[What you have to do] Read the listing and extract each line that includes the word "this".
====== Raw data ======
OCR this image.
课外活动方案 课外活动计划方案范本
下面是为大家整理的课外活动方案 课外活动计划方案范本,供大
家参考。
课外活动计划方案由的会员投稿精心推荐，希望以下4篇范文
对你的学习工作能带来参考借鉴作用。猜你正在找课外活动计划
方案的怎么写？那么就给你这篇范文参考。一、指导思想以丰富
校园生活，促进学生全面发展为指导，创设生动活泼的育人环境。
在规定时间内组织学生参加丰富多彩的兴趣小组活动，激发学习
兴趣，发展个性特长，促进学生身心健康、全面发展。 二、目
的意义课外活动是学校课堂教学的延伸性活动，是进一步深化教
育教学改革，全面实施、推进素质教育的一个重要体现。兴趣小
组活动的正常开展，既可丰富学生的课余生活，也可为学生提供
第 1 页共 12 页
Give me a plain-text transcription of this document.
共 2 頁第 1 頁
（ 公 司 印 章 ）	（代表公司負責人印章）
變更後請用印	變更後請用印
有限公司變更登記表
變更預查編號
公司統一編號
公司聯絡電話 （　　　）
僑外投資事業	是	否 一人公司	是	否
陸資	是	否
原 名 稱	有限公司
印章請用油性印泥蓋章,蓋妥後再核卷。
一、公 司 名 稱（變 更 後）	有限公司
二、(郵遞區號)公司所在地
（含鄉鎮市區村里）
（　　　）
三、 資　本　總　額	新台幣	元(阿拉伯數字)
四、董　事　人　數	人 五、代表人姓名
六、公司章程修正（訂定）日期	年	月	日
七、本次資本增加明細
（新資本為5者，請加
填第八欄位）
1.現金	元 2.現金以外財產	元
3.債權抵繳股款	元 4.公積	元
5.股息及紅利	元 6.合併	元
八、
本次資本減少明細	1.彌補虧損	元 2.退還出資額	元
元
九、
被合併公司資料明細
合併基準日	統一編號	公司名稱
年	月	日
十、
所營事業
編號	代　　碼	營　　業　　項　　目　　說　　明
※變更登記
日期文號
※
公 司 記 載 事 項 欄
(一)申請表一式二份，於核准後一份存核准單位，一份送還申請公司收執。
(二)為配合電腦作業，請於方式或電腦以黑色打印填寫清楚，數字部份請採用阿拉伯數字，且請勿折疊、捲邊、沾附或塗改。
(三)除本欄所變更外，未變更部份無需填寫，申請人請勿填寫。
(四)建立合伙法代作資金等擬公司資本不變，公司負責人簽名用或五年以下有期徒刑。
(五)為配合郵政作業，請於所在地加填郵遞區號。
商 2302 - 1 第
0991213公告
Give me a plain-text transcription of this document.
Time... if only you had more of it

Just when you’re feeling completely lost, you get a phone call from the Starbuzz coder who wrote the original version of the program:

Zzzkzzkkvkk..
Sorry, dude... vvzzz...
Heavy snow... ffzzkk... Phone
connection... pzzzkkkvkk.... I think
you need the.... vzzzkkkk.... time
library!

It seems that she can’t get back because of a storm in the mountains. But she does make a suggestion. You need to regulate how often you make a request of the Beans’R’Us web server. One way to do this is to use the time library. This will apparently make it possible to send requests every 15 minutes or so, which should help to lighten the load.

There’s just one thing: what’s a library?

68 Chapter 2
======
[Response]
OCR this image.
Give me a plain-text transcription of this document.
Give me a plain-text transcription of this document.
It seems that she can’t get back because of a storm in the mountains. But she does make a suggestion. You need to regulate how often you make a request of the Beans’R’Us web server. One way to do this is to use the time library. This will apparently make it possible to send requests every 15 minutes or so, which should help to lighten the load.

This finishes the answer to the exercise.